►
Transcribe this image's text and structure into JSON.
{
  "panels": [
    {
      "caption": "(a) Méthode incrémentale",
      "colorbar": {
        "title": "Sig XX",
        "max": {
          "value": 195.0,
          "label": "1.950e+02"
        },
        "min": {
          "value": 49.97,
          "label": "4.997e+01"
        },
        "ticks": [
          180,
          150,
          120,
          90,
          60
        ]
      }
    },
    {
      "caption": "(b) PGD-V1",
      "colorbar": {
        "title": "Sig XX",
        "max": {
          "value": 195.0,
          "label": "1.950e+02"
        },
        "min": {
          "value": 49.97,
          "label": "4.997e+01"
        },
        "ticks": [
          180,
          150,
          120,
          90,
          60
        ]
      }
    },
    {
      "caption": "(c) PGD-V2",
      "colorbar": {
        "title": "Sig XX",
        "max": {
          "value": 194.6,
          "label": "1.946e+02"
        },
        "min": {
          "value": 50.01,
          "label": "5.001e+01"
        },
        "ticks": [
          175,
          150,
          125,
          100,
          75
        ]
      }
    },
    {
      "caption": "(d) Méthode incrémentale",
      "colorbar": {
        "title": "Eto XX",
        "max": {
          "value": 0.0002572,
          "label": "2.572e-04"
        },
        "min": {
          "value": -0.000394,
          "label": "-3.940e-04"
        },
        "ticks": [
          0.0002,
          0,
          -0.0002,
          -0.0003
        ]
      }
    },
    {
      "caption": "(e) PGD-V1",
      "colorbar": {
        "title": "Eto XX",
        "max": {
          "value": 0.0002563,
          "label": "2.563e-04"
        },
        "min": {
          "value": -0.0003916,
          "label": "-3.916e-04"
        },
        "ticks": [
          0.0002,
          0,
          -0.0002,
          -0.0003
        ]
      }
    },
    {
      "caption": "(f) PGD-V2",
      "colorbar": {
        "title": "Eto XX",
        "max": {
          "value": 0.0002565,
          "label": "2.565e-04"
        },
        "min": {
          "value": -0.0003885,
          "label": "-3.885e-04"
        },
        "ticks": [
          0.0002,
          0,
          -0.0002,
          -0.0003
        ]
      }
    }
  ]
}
◄
■ Brief
Determine the number of lines in the data that contain "caption" as a word or string, and state only that number.

■ Solved problem
6